From the entries below, list each line with "ylabel".

Figure dataset records
▬▬▬
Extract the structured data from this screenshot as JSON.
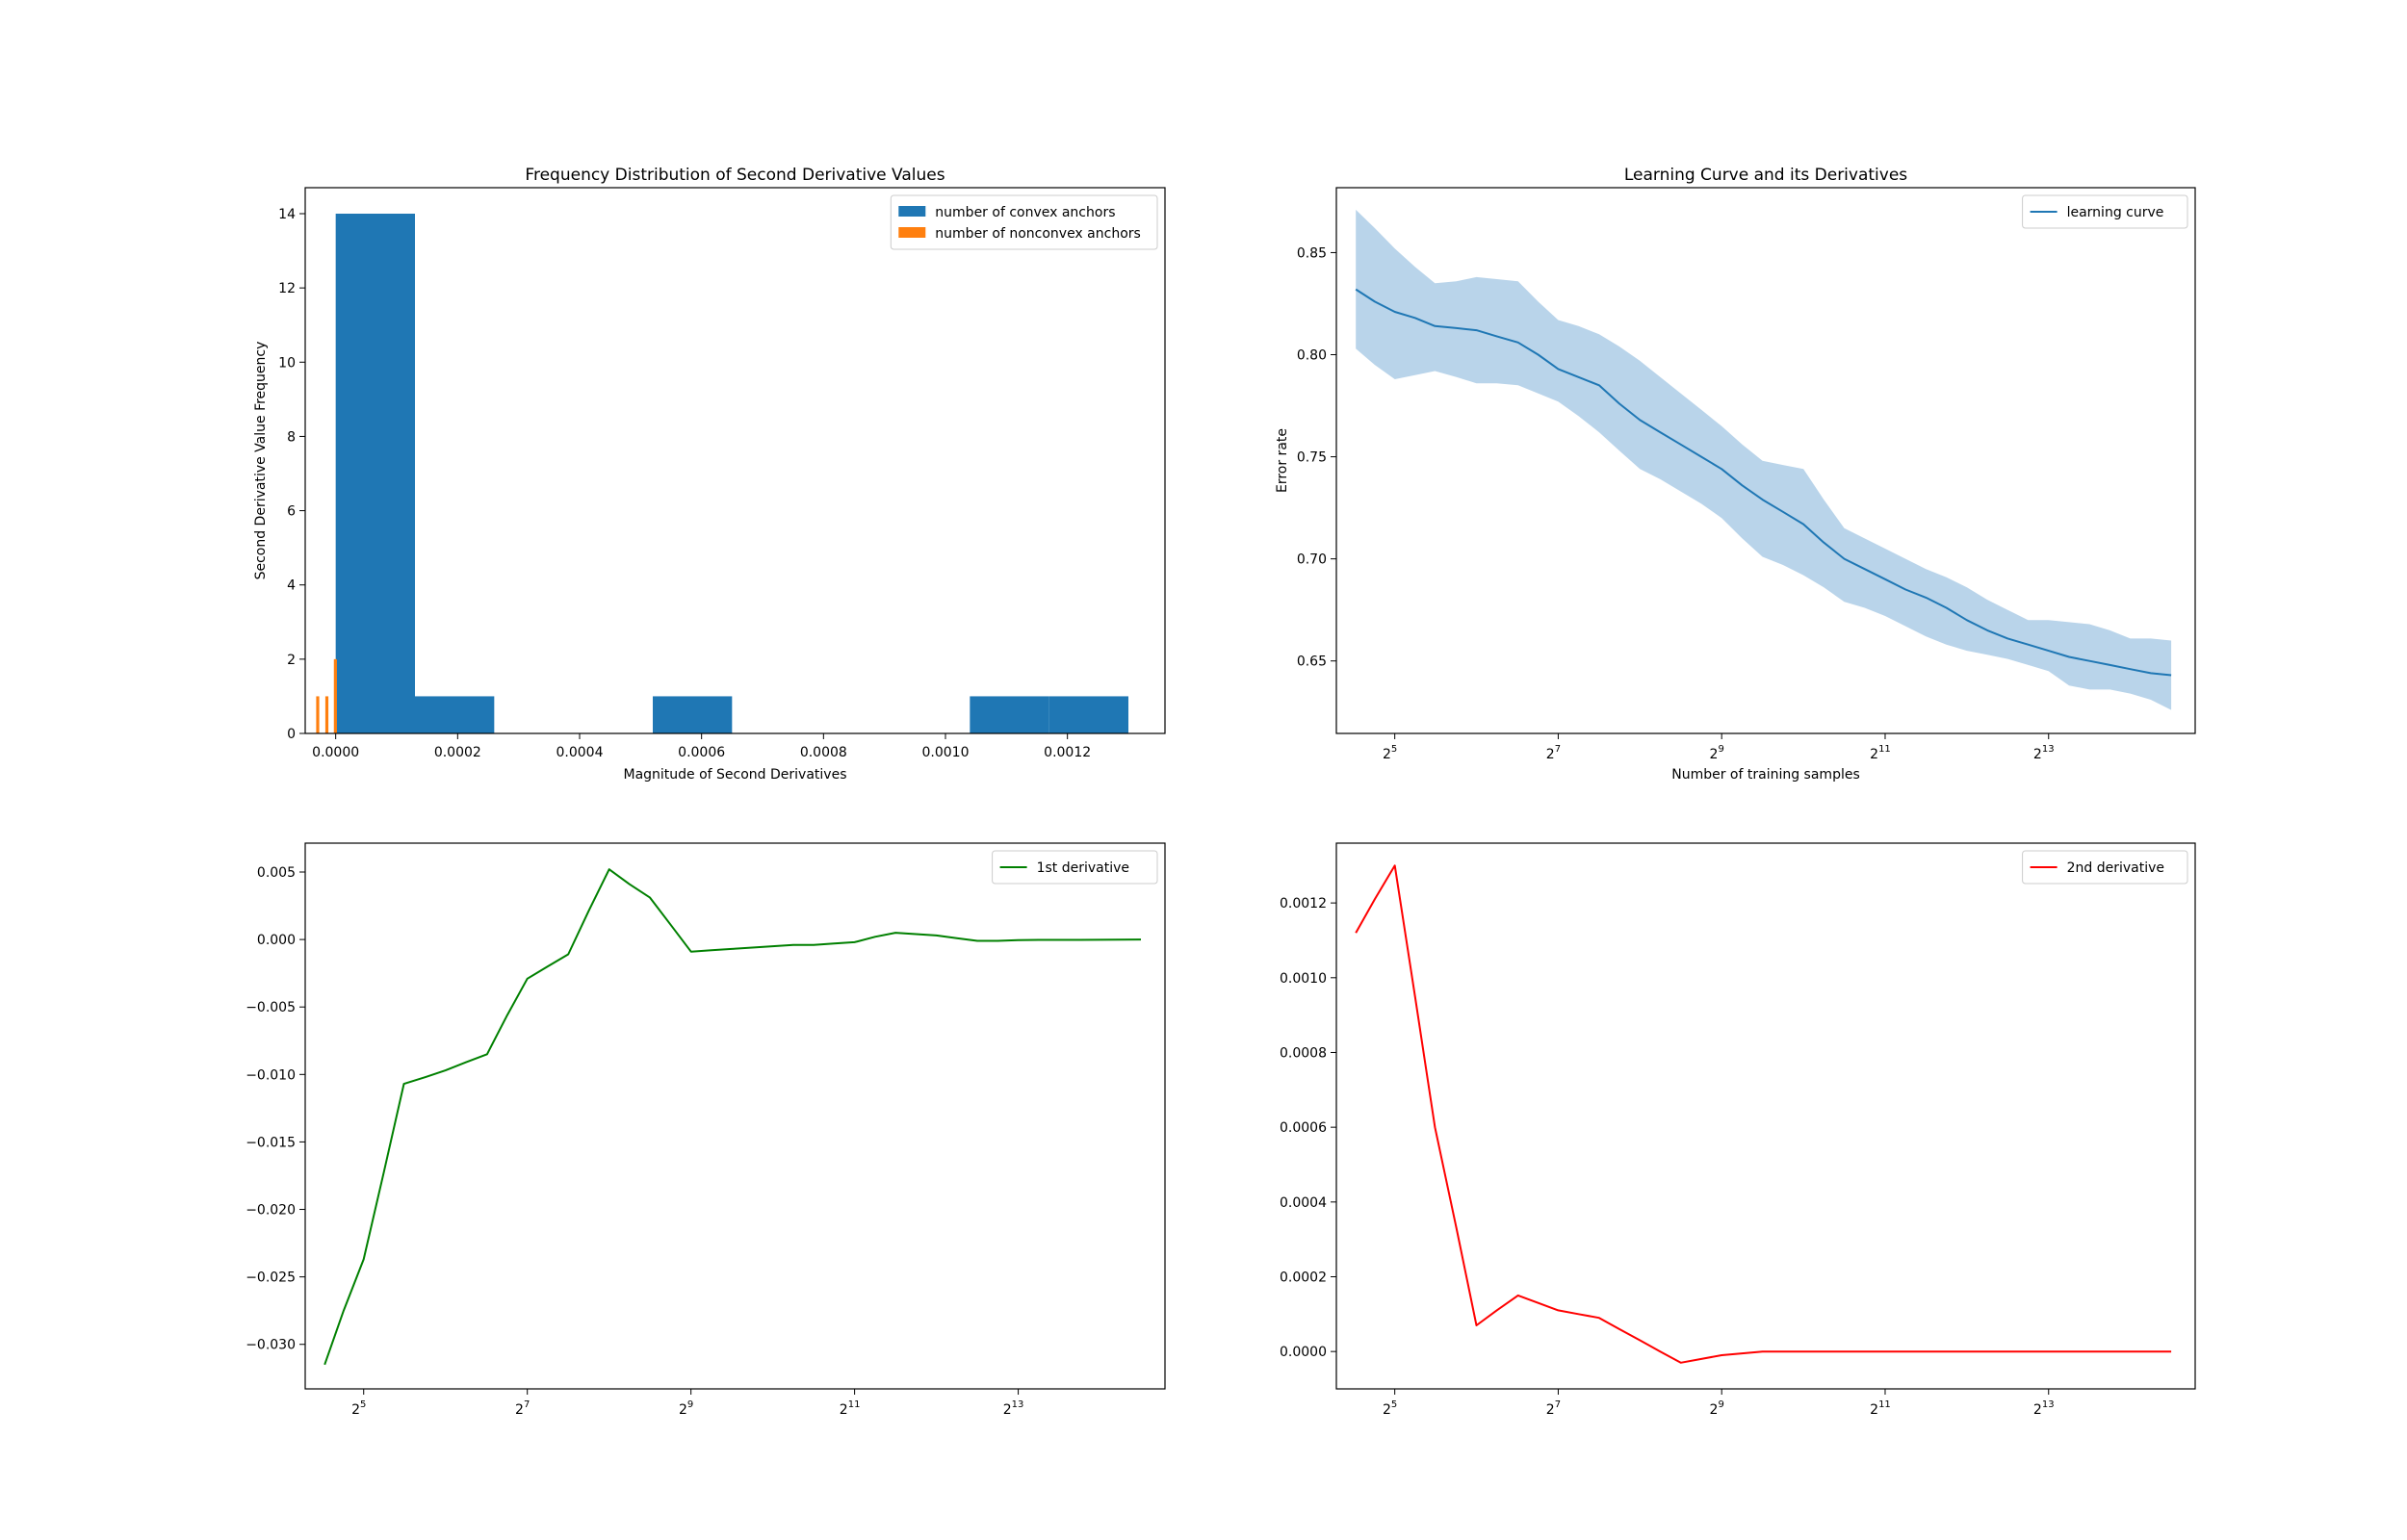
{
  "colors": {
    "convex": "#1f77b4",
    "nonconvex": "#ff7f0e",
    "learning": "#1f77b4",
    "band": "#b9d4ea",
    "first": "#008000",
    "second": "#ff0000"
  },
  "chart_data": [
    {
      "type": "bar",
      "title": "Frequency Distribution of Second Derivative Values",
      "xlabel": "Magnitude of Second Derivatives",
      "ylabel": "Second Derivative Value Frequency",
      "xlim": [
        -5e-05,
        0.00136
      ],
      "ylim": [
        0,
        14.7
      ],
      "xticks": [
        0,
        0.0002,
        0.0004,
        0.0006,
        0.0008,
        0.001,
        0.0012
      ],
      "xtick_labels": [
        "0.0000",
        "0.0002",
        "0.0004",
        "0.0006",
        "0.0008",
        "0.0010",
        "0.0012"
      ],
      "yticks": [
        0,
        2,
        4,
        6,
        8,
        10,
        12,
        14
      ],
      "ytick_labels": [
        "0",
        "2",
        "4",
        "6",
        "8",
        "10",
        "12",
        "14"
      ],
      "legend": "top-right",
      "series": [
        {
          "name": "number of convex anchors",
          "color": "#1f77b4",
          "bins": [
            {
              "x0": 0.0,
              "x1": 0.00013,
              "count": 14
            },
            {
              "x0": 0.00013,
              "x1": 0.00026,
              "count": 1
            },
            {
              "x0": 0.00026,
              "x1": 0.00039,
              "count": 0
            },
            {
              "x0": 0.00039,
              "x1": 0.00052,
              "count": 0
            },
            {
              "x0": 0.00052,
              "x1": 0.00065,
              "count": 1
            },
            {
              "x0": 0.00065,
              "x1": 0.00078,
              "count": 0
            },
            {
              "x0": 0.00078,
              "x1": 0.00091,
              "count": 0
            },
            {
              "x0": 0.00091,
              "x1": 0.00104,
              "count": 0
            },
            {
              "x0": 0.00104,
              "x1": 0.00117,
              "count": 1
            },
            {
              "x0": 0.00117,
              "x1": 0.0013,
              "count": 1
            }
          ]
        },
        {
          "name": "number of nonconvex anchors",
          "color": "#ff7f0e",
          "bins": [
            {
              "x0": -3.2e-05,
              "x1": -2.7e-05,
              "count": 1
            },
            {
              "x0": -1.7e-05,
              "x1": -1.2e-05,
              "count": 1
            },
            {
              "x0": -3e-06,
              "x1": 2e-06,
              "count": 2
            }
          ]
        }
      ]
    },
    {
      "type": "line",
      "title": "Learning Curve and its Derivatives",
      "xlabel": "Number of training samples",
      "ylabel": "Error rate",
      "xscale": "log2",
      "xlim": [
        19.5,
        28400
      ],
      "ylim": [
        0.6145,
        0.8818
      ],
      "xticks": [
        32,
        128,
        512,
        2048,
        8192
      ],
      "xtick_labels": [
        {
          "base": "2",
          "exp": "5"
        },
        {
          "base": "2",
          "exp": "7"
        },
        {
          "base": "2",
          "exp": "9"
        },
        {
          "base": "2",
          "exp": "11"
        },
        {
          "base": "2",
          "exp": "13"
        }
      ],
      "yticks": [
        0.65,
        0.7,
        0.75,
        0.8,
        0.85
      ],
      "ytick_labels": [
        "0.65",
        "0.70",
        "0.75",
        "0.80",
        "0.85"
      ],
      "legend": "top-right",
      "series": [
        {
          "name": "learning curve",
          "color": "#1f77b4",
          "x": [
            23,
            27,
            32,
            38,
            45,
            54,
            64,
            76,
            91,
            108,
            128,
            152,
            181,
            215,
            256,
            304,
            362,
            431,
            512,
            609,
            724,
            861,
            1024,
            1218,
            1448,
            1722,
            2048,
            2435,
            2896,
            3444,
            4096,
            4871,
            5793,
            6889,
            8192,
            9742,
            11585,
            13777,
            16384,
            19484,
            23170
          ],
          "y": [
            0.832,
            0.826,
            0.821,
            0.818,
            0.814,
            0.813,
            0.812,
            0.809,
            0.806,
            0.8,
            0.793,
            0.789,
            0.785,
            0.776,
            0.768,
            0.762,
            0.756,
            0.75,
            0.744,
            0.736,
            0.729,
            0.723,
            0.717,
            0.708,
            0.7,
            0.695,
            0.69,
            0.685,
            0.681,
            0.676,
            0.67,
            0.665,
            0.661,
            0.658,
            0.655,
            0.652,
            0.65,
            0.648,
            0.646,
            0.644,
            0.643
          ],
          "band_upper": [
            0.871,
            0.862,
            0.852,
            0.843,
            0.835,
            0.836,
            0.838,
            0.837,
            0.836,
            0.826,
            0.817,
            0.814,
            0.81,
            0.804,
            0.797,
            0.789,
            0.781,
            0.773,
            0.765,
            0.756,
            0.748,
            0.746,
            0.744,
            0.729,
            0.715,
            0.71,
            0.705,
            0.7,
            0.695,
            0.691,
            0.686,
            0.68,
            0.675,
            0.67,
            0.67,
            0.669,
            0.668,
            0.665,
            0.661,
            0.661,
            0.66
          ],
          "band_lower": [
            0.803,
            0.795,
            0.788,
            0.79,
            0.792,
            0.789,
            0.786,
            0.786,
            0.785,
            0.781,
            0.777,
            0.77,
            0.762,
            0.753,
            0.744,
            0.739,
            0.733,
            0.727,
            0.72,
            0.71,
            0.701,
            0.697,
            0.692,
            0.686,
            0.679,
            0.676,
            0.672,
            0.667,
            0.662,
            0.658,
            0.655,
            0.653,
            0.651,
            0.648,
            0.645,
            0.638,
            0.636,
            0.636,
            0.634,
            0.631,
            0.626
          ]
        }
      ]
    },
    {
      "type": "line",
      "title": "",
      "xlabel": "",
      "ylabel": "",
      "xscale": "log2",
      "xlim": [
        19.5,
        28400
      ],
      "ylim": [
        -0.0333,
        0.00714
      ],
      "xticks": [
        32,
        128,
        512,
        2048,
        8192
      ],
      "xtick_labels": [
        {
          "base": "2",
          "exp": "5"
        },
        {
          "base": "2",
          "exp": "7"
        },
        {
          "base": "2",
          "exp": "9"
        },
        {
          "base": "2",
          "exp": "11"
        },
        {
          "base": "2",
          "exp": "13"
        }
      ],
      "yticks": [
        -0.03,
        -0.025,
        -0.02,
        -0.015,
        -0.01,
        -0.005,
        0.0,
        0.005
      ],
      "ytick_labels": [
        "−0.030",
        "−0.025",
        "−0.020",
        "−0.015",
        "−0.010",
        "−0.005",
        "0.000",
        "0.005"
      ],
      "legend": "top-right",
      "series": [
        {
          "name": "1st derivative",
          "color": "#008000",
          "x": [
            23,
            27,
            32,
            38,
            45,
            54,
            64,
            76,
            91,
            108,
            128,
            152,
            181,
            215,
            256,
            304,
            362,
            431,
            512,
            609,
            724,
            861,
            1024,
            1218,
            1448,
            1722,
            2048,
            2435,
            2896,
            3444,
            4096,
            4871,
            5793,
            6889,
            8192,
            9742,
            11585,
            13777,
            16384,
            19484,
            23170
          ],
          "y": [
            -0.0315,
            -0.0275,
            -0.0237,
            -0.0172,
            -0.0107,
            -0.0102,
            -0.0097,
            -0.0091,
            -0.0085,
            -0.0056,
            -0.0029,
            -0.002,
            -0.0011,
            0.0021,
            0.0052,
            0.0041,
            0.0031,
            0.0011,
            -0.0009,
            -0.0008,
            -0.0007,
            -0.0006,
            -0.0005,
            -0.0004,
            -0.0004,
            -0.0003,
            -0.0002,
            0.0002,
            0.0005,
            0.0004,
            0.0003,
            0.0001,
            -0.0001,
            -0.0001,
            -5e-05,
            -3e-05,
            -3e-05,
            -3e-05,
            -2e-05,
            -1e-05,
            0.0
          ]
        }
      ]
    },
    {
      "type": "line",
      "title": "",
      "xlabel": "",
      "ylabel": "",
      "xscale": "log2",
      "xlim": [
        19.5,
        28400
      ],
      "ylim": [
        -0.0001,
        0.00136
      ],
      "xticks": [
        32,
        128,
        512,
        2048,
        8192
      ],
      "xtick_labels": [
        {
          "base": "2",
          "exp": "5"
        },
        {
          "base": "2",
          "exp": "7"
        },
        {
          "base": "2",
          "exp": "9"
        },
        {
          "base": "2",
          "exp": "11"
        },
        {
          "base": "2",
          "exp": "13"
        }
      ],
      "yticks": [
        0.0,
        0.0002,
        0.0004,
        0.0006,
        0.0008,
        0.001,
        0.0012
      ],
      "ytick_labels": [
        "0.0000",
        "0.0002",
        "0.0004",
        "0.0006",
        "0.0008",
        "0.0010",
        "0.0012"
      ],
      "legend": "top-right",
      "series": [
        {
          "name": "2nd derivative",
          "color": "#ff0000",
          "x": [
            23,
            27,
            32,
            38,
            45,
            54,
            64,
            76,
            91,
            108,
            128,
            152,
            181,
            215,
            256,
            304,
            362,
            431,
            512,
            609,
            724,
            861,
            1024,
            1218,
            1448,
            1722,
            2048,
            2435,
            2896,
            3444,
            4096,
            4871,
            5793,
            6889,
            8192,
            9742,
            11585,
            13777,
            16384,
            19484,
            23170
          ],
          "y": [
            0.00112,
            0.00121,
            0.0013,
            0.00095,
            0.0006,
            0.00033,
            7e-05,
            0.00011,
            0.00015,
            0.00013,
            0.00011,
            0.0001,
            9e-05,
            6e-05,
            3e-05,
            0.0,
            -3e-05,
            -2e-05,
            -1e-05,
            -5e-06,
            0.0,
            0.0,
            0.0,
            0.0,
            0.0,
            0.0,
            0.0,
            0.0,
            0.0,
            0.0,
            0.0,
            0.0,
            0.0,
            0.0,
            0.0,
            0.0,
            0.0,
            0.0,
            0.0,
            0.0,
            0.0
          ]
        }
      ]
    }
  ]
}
▬▬▬
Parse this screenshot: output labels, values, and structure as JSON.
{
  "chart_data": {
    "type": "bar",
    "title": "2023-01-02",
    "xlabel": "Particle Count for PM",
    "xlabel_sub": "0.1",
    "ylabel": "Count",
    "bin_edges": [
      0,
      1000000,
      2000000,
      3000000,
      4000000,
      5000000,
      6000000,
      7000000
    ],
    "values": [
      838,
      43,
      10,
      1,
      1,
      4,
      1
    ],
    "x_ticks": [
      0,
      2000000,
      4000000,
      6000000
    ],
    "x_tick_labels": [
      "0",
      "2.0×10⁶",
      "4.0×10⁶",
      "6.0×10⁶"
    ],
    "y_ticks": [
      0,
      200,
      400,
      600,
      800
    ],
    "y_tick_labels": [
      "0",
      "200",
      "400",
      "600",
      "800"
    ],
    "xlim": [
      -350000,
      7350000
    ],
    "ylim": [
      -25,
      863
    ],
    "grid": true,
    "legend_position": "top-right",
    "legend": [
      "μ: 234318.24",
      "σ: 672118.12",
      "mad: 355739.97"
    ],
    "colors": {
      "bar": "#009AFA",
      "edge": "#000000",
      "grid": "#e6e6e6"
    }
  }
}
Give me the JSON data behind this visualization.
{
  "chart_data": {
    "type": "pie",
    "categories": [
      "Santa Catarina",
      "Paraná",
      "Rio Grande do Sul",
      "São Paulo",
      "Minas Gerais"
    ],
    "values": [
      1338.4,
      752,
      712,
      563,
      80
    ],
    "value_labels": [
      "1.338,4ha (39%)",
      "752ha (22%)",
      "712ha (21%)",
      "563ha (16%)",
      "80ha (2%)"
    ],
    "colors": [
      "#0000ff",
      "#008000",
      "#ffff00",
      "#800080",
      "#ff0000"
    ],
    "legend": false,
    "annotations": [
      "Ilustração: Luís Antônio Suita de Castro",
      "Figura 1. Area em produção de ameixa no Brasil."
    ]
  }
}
▬▬▬
» **Answer to the exercise**:
      "ylabel": "Second Derivative Value Frequency",
      "ylabel": "Error rate",
      "ylabel": "",
      "ylabel": "",
    "ylabel": "Count",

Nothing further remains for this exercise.